- To be done -
Every line containing the word "with" needs to be found and copied.

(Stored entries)
★ ★ ★ ★

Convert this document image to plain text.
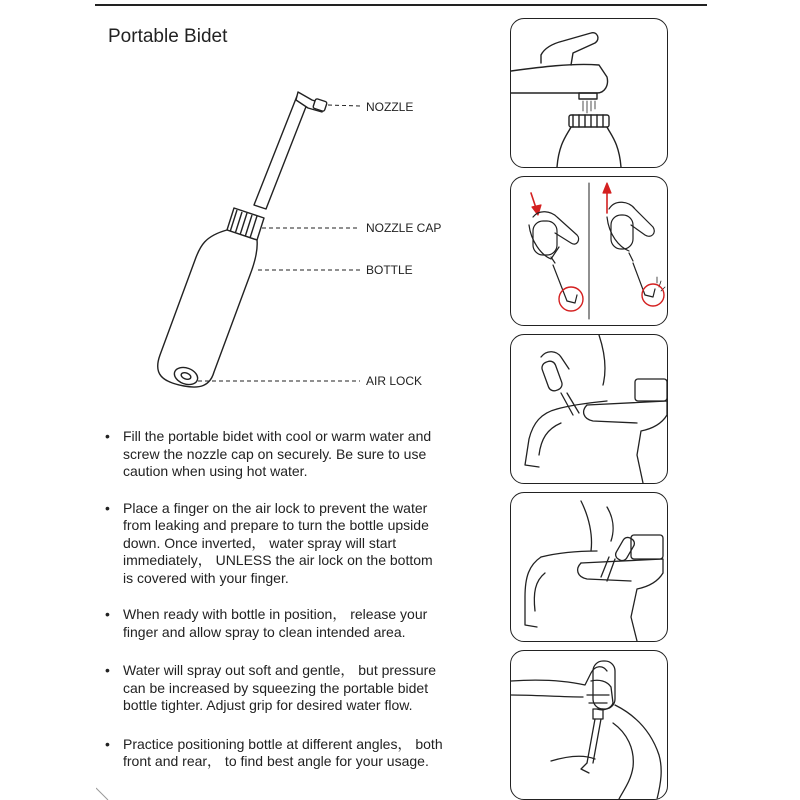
Portable Bidet
NOZZLE
NOZZLE CAP
BOTTLE
AIR LOCK
• Fill the portable bidet with cool or warm water and
screw the nozzle cap on securely. Be sure to use
caution when using hot water.
• Place a finger on the air lock to prevent the water
from leaking and prepare to turn the bottle upside
down. Once inverted， water spray will start
immediately， UNLESS the air lock on the bottom
is covered with your finger.
• When ready with bottle in position， release your
finger and allow spray to clean intended area.
• Water will spray out soft and gentle， but pressure
can be increased by squeezing the portable bidet
bottle tighter. Adjust grip for desired water flow.
• Practice positioning bottle at different angles， both
front and rear， to find best angle for your usage.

★ ★ ★ ★

- Response to this exercise -
• Fill the portable bidet with cool or warm water and
is covered with your finger.
• When ready with bottle in position， release your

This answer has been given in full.